Stored items:
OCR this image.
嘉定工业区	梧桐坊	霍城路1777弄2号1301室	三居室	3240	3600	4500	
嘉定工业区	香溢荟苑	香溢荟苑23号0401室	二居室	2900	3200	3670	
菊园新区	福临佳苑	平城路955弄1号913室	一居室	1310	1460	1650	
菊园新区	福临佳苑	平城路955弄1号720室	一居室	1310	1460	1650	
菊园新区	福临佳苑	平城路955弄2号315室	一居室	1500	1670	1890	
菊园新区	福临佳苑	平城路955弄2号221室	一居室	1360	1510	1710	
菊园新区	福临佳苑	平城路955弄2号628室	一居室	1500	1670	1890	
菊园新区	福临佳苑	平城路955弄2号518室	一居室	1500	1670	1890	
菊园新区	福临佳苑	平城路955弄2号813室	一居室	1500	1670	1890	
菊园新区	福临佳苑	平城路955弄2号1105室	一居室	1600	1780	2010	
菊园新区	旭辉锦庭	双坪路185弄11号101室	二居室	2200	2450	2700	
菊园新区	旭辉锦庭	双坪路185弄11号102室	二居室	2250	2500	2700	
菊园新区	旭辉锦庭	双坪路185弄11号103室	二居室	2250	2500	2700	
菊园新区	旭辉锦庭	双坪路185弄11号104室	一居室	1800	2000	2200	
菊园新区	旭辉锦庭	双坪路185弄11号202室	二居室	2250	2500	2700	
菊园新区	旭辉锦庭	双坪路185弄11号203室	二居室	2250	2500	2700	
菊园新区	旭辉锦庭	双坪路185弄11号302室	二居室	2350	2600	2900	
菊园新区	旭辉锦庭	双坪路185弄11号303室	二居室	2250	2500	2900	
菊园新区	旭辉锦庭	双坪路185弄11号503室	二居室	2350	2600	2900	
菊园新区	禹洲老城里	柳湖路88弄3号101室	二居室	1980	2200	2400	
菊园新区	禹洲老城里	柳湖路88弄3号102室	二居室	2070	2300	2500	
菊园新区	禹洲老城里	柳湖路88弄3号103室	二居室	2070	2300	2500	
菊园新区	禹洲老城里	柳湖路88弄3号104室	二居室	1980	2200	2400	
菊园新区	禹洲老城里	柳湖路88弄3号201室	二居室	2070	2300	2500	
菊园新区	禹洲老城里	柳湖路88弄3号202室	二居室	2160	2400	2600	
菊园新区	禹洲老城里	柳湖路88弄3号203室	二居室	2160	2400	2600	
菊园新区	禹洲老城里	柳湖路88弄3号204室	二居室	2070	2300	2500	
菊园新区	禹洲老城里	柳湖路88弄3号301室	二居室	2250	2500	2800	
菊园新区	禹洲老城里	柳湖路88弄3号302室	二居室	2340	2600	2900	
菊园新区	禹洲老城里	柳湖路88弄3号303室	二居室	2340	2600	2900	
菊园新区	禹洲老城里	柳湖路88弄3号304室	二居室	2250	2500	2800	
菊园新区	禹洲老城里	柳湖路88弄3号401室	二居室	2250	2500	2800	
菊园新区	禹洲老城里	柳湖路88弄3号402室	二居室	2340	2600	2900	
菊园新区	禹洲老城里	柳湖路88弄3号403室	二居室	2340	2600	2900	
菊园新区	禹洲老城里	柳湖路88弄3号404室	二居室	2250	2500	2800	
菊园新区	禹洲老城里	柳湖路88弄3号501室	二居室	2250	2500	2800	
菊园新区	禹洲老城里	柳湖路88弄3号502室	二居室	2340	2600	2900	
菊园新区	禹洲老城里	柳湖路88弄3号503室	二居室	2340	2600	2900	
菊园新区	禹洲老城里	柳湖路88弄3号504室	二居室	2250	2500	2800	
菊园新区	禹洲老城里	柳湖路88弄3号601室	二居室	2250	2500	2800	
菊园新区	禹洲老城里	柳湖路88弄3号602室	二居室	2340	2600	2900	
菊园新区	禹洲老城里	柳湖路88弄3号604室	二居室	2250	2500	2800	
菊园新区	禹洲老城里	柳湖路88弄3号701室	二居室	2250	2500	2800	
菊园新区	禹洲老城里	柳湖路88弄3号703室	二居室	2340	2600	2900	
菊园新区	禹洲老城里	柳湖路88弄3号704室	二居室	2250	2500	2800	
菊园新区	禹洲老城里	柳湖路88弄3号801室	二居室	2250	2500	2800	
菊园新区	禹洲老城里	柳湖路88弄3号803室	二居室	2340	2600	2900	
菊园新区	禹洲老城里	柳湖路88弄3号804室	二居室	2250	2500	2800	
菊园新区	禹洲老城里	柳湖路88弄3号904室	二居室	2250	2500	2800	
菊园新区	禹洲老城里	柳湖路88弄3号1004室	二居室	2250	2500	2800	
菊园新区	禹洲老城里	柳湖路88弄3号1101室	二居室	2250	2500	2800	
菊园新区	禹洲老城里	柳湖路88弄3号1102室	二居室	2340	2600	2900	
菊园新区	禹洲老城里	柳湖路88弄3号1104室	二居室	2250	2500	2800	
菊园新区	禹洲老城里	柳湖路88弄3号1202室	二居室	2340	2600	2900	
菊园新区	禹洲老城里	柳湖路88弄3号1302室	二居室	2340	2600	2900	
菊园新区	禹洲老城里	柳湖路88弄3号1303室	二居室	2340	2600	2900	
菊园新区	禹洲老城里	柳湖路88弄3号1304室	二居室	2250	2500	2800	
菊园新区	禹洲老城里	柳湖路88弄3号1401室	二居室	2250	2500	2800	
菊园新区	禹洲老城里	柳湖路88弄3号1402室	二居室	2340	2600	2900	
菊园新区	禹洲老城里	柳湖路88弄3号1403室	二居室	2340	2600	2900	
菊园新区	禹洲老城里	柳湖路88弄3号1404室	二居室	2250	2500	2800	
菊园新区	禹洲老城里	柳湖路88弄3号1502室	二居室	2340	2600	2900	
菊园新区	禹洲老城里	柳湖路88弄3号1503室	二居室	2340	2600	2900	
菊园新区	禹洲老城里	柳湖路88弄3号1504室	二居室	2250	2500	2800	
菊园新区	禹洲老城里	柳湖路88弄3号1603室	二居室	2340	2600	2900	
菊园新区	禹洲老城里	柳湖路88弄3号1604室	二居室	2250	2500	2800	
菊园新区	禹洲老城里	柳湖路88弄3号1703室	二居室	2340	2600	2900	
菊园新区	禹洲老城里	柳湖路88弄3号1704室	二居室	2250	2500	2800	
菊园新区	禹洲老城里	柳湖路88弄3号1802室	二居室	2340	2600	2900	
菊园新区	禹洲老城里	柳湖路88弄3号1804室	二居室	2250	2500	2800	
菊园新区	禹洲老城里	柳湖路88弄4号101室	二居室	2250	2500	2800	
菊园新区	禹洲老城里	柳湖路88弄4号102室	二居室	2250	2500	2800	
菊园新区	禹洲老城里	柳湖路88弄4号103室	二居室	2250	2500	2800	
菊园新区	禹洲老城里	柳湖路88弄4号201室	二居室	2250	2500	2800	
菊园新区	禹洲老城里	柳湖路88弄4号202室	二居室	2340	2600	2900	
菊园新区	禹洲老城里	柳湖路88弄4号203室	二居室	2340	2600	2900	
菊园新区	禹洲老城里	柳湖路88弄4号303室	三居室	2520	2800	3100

▶ OBJECTIVE
Using the listing above, please repeat every entry exactly.

▶ RIGHT ANSWER
OCR this image.
嘉定工业区	梧桐坊	霍城路1777弄2号1301室	三居室	3240	3600	4500	
嘉定工业区	香溢荟苑	香溢荟苑23号0401室	二居室	2900	3200	3670	
菊园新区	福临佳苑	平城路955弄1号913室	一居室	1310	1460	1650	
菊园新区	福临佳苑	平城路955弄1号720室	一居室	1310	1460	1650	
菊园新区	福临佳苑	平城路955弄2号315室	一居室	1500	1670	1890	
菊园新区	福临佳苑	平城路955弄2号221室	一居室	1360	1510	1710	
菊园新区	福临佳苑	平城路955弄2号628室	一居室	1500	1670	1890	
菊园新区	福临佳苑	平城路955弄2号518室	一居室	1500	1670	1890	
菊园新区	福临佳苑	平城路955弄2号813室	一居室	1500	1670	1890	
菊园新区	福临佳苑	平城路955弄2号1105室	一居室	1600	1780	2010	
菊园新区	旭辉锦庭	双坪路185弄11号101室	二居室	2200	2450	2700	
菊园新区	旭辉锦庭	双坪路185弄11号102室	二居室	2250	2500	2700	
菊园新区	旭辉锦庭	双坪路185弄11号103室	二居室	2250	2500	2700	
菊园新区	旭辉锦庭	双坪路185弄11号104室	一居室	1800	2000	2200	
菊园新区	旭辉锦庭	双坪路185弄11号202室	二居室	2250	2500	2700	
菊园新区	旭辉锦庭	双坪路185弄11号203室	二居室	2250	2500	2700	
菊园新区	旭辉锦庭	双坪路185弄11号302室	二居室	2350	2600	2900	
菊园新区	旭辉锦庭	双坪路185弄11号303室	二居室	2250	2500	2900	
菊园新区	旭辉锦庭	双坪路185弄11号503室	二居室	2350	2600	2900	
菊园新区	禹洲老城里	柳湖路88弄3号101室	二居室	1980	2200	2400	
菊园新区	禹洲老城里	柳湖路88弄3号102室	二居室	2070	2300	2500	
菊园新区	禹洲老城里	柳湖路88弄3号103室	二居室	2070	2300	2500	
菊园新区	禹洲老城里	柳湖路88弄3号104室	二居室	1980	2200	2400	
菊园新区	禹洲老城里	柳湖路88弄3号201室	二居室	2070	2300	2500	
菊园新区	禹洲老城里	柳湖路88弄3号202室	二居室	2160	2400	2600	
菊园新区	禹洲老城里	柳湖路88弄3号203室	二居室	2160	2400	2600	
菊园新区	禹洲老城里	柳湖路88弄3号204室	二居室	2070	2300	2500	
菊园新区	禹洲老城里	柳湖路88弄3号301室	二居室	2250	2500	2800	
菊园新区	禹洲老城里	柳湖路88弄3号302室	二居室	2340	2600	2900	
菊园新区	禹洲老城里	柳湖路88弄3号303室	二居室	2340	2600	2900	
菊园新区	禹洲老城里	柳湖路88弄3号304室	二居室	2250	2500	2800	
菊园新区	禹洲老城里	柳湖路88弄3号401室	二居室	2250	2500	2800	
菊园新区	禹洲老城里	柳湖路88弄3号402室	二居室	2340	2600	2900	
菊园新区	禹洲老城里	柳湖路88弄3号403室	二居室	2340	2600	2900	
菊园新区	禹洲老城里	柳湖路88弄3号404室	二居室	2250	2500	2800	
菊园新区	禹洲老城里	柳湖路88弄3号501室	二居室	2250	2500	2800	
菊园新区	禹洲老城里	柳湖路88弄3号502室	二居室	2340	2600	2900	
菊园新区	禹洲老城里	柳湖路88弄3号503室	二居室	2340	2600	2900	
菊园新区	禹洲老城里	柳湖路88弄3号504室	二居室	2250	2500	2800	
菊园新区	禹洲老城里	柳湖路88弄3号601室	二居室	2250	2500	2800	
菊园新区	禹洲老城里	柳湖路88弄3号602室	二居室	2340	2600	2900	
菊园新区	禹洲老城里	柳湖路88弄3号604室	二居室	2250	2500	2800	
菊园新区	禹洲老城里	柳湖路88弄3号701室	二居室	2250	2500	2800	
菊园新区	禹洲老城里	柳湖路88弄3号703室	二居室	2340	2600	2900	
菊园新区	禹洲老城里	柳湖路88弄3号704室	二居室	2250	2500	2800	
菊园新区	禹洲老城里	柳湖路88弄3号801室	二居室	2250	2500	2800	
菊园新区	禹洲老城里	柳湖路88弄3号803室	二居室	2340	2600	2900	
菊园新区	禹洲老城里	柳湖路88弄3号804室	二居室	2250	2500	2800	
菊园新区	禹洲老城里	柳湖路88弄3号904室	二居室	2250	2500	2800	
菊园新区	禹洲老城里	柳湖路88弄3号1004室	二居室	2250	2500	2800	
菊园新区	禹洲老城里	柳湖路88弄3号1101室	二居室	2250	2500	2800	
菊园新区	禹洲老城里	柳湖路88弄3号1102室	二居室	2340	2600	2900	
菊园新区	禹洲老城里	柳湖路88弄3号1104室	二居室	2250	2500	2800	
菊园新区	禹洲老城里	柳湖路88弄3号1202室	二居室	2340	2600	2900	
菊园新区	禹洲老城里	柳湖路88弄3号1302室	二居室	2340	2600	2900	
菊园新区	禹洲老城里	柳湖路88弄3号1303室	二居室	2340	2600	2900	
菊园新区	禹洲老城里	柳湖路88弄3号1304室	二居室	2250	2500	2800	
菊园新区	禹洲老城里	柳湖路88弄3号1401室	二居室	2250	2500	2800	
菊园新区	禹洲老城里	柳湖路88弄3号1402室	二居室	2340	2600	2900	
菊园新区	禹洲老城里	柳湖路88弄3号1403室	二居室	2340	2600	2900	
菊园新区	禹洲老城里	柳湖路88弄3号1404室	二居室	2250	2500	2800	
菊园新区	禹洲老城里	柳湖路88弄3号1502室	二居室	2340	2600	2900	
菊园新区	禹洲老城里	柳湖路88弄3号1503室	二居室	2340	2600	2900	
菊园新区	禹洲老城里	柳湖路88弄3号1504室	二居室	2250	2500	2800	
菊园新区	禹洲老城里	柳湖路88弄3号1603室	二居室	2340	2600	2900	
菊园新区	禹洲老城里	柳湖路88弄3号1604室	二居室	2250	2500	2800	
菊园新区	禹洲老城里	柳湖路88弄3号1703室	二居室	2340	2600	2900	
菊园新区	禹洲老城里	柳湖路88弄3号1704室	二居室	2250	2500	2800	
菊园新区	禹洲老城里	柳湖路88弄3号1802室	二居室	2340	2600	2900	
菊园新区	禹洲老城里	柳湖路88弄3号1804室	二居室	2250	2500	2800	
菊园新区	禹洲老城里	柳湖路88弄4号101室	二居室	2250	2500	2800	
菊园新区	禹洲老城里	柳湖路88弄4号102室	二居室	2250	2500	2800	
菊园新区	禹洲老城里	柳湖路88弄4号103室	二居室	2250	2500	2800	
菊园新区	禹洲老城里	柳湖路88弄4号201室	二居室	2250	2500	2800	
菊园新区	禹洲老城里	柳湖路88弄4号202室	二居室	2340	2600	2900	
菊园新区	禹洲老城里	柳湖路88弄4号203室	二居室	2340	2600	2900	
菊园新区	禹洲老城里	柳湖路88弄4号303室	三居室	2520	2800	3100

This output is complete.